■ What is asked
Output every line of the material exactly, omitting images.

■ Exercise material
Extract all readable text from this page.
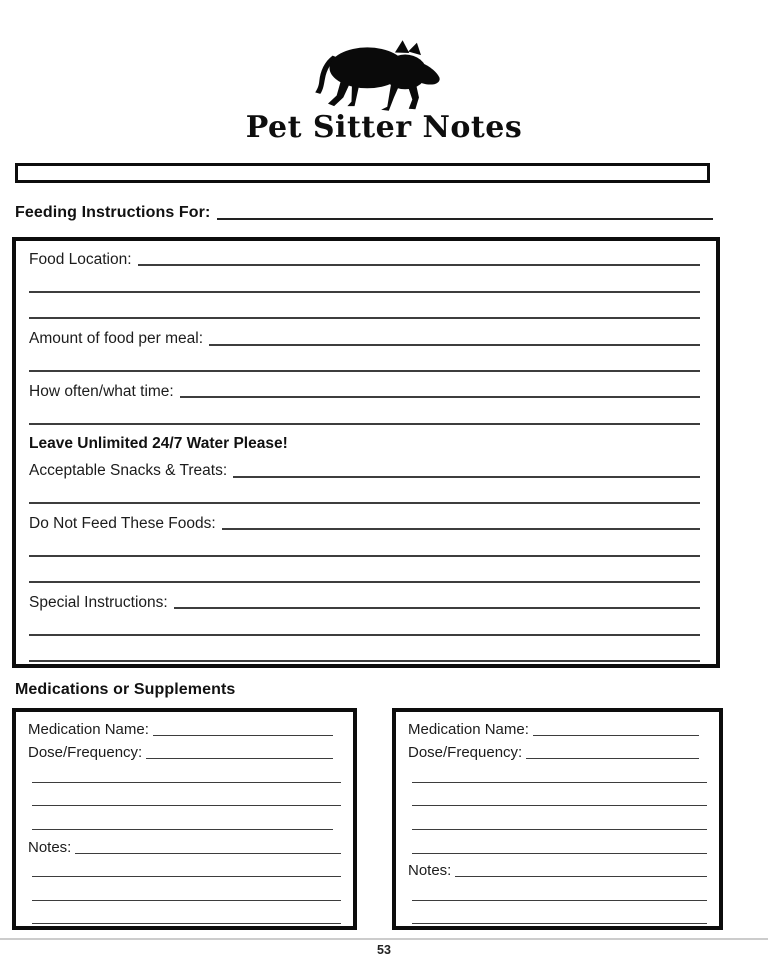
Pet Sitter Notes
Feeding Instructions For:
Food Location:
Amount of food per meal:
How often/what time:
Leave Unlimited 24/7 Water Please!
Acceptable Snacks & Treats:
Do Not Feed These Foods:
Special Instructions:
Medications or Supplements
Medication Name:
Dose/Frequency:
Notes:
Medication Name:
Dose/Frequency:
Notes:
53
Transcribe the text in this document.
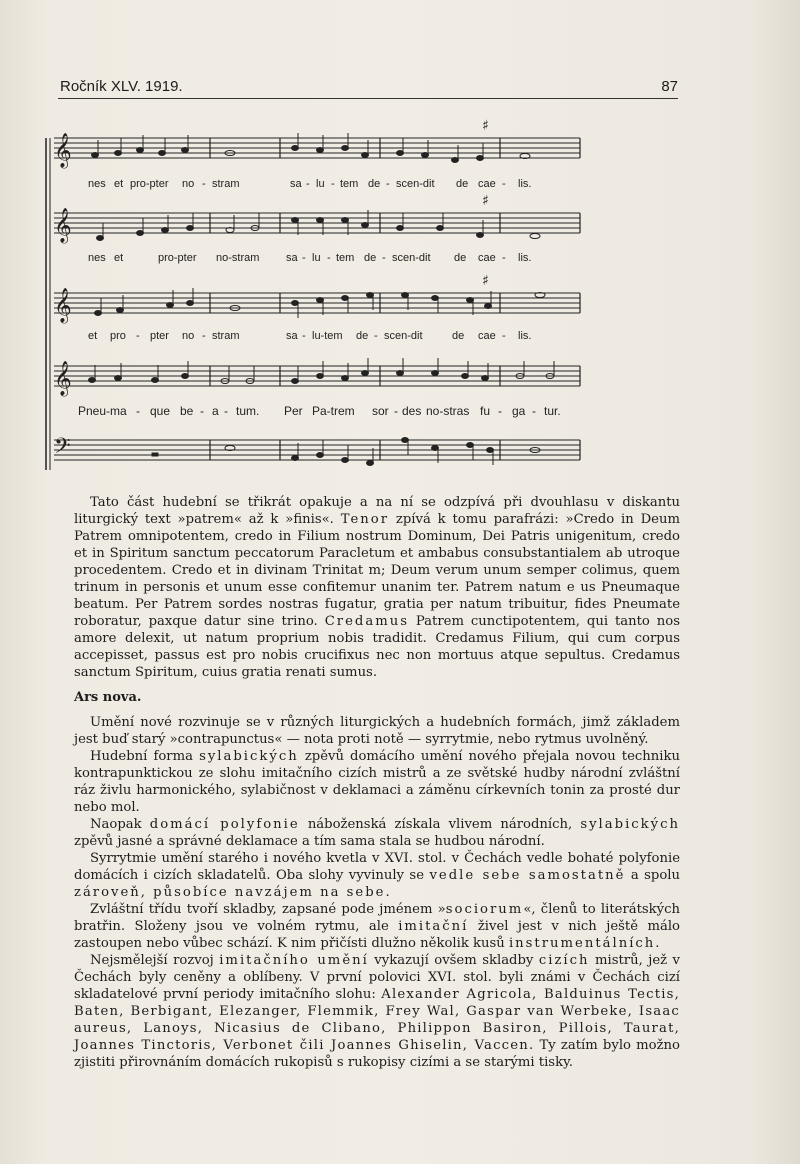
Ročník XLV. 1919.	87
𝄞
𝄞
𝄞
𝄞
𝄢
♯
♯
♯
nes et pro-pter no - stram	sa - lu - tem de - scen-dit de cae - lis.
nes et	pro-pter no-stram sa - lu - tem de - scen-dit de cae - lis.
et pro - pter no - stram	sa - lu-tem de - scen-dit	de cae - lis.
Pneu-ma - que be - a - tum. Per Pa-trem sor - des no-stras fu - ga - tur.

Tato část hudební se třikrát opakuje a na ní se odzpívá při dvouhlasu v diskantu liturgický text »patrem« až k »finis«. Tenor zpívá k tomu parafrázi: »Credo in Deum Patrem omnipotentem, credo in Filium nostrum Dominum, Dei Patris unigenitum, credo et in Spiritum sanctum peccatorum Paracletum et ambabus consubstantialem ab utroque procedentem. Credo et in divinam Trinitat m; Deum verum unum semper colimus, quem trinum in personis et unum esse confitemur unanim ter. Patrem natum e us Pneumaque beatum. Per Patrem sordes nostras fugatur, gratia per natum tribuitur, fides Pneumate roboratur, paxque datur sine trino. Credamus Patrem cunctipotentem, qui tanto nos amore delexit, ut natum proprium nobis tradidit. Credamus Filium, qui cum corpus accepisset, passus est pro nobis crucifixus nec non mortuus atque sepultus. Credamus sanctum Spiritum, cuius gratia renati sumus.

Ars nova.

Umění nové rozvinuje se v různých liturgických a hudebních formách, jimž základem jest buď starý »contrapunctus« — nota proti notě — syrrytmie, nebo rytmus uvolněný.

Hudební forma sylabických zpěvů domácího umění nového přejala novou techniku kontrapunktickou ze slohu imitačního cizích mistrů a ze světské hudby národní zvláštní ráz živlu harmonického, sylabičnost v deklamaci a záměnu církevních tonin za prosté dur nebo mol.

Naopak domácí polyfonie náboženská získala vlivem národních, sylabických zpěvů jasné a správné deklamace a tím sama stala se hudbou národní.

Syrrytmie umění starého i nového kvetla v XVI. stol. v Čechách vedle bohaté polyfonie domácích i cizích skladatelů. Oba slohy vyvinuly se vedle sebe samostatně a spolu zároveň, působíce navzájem na sebe.

Zvláštní třídu tvoří skladby, zapsané pode jménem »sociorum«, členů to literátských bratřin. Složeny jsou ve volném rytmu, ale imitační živel jest v nich ještě málo zastoupen nebo vůbec schází. K nim přičísti dlužno několik kusů instrumentálních.

Nejsmělejší rozvoj imitačního umění vykazují ovšem skladby cizích mistrů, jež v Čechách byly ceněny a oblíbeny. V první polovici XVI. stol. byli známi v Čechách cizí skladatelové první periody imitačního slohu: Alexander Agricola, Balduinus Tectis, Baten, Berbigant, Elezanger, Flemmik, Frey Wal, Gaspar van Werbeke, Isaac aureus, Lanoys, Nicasius de Clibano, Philippon Basiron, Pillois, Taurat, Joannes Tinctoris, Verbonet čili Joannes Ghiselin, Vaccen. Ty zatím bylo možno zjistiti přirovnáním domácích rukopisů s rukopisy cizími a se starými tisky.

■ Result
Extract all readable text from this page.
Pet Sitter Notes
Feeding Instructions For:
Food Location:
Amount of food per meal:
How often/what time:
Leave Unlimited 24/7 Water Please!
Acceptable Snacks & Treats:
Do Not Feed These Foods:
Special Instructions:
Medications or Supplements
Medication Name:
Dose/Frequency:
Notes:
Medication Name:
Dose/Frequency:
Notes:
53
Transcribe the text in this document.
Ročník XLV. 1919.	87
𝄞
𝄞
𝄞
𝄞
𝄢
♯
♯
♯
nes et pro-pter no - stram	sa - lu - tem de - scen-dit de cae - lis.
nes et	pro-pter no-stram sa - lu - tem de - scen-dit de cae - lis.
et pro - pter no - stram	sa - lu-tem de - scen-dit	de cae - lis.
Pneu-ma - que be - a - tum. Per Pa-trem sor - des no-stras fu - ga - tur.

Tato část hudební se třikrát opakuje a na ní se odzpívá při dvouhlasu v diskantu liturgický text »patrem« až k »finis«. Tenor zpívá k tomu parafrázi: »Credo in Deum Patrem omnipotentem, credo in Filium nostrum Dominum, Dei Patris unigenitum, credo et in Spiritum sanctum peccatorum Paracletum et ambabus consubstantialem ab utroque procedentem. Credo et in divinam Trinitat m; Deum verum unum semper colimus, quem trinum in personis et unum esse confitemur unanim ter. Patrem natum e us Pneumaque beatum. Per Patrem sordes nostras fugatur, gratia per natum tribuitur, fides Pneumate roboratur, paxque datur sine trino. Credamus Patrem cunctipotentem, qui tanto nos amore delexit, ut natum proprium nobis tradidit. Credamus Filium, qui cum corpus accepisset, passus est pro nobis crucifixus nec non mortuus atque sepultus. Credamus sanctum Spiritum, cuius gratia renati sumus.

Ars nova.

Umění nové rozvinuje se v různých liturgických a hudebních formách, jimž základem jest buď starý »contrapunctus« — nota proti notě — syrrytmie, nebo rytmus uvolněný.

Hudební forma sylabických zpěvů domácího umění nového přejala novou techniku kontrapunktickou ze slohu imitačního cizích mistrů a ze světské hudby národní zvláštní ráz živlu harmonického, sylabičnost v deklamaci a záměnu církevních tonin za prosté dur nebo mol.

Naopak domácí polyfonie náboženská získala vlivem národních, sylabických zpěvů jasné a správné deklamace a tím sama stala se hudbou národní.

Syrrytmie umění starého i nového kvetla v XVI. stol. v Čechách vedle bohaté polyfonie domácích i cizích skladatelů. Oba slohy vyvinuly se vedle sebe samostatně a spolu zároveň, působíce navzájem na sebe.

Zvláštní třídu tvoří skladby, zapsané pode jménem »sociorum«, členů to literátských bratřin. Složeny jsou ve volném rytmu, ale imitační živel jest v nich ještě málo zastoupen nebo vůbec schází. K nim přičísti dlužno několik kusů instrumentálních.

Nejsmělejší rozvoj imitačního umění vykazují ovšem skladby cizích mistrů, jež v Čechách byly ceněny a oblíbeny. V první polovici XVI. stol. byli známi v Čechách cizí skladatelové první periody imitačního slohu: Alexander Agricola, Balduinus Tectis, Baten, Berbigant, Elezanger, Flemmik, Frey Wal, Gaspar van Werbeke, Isaac aureus, Lanoys, Nicasius de Clibano, Philippon Basiron, Pillois, Taurat, Joannes Tinctoris, Verbonet čili Joannes Ghiselin, Vaccen. Ty zatím bylo možno zjistiti přirovnáním domácích rukopisů s rukopisy cizími a se starými tisky.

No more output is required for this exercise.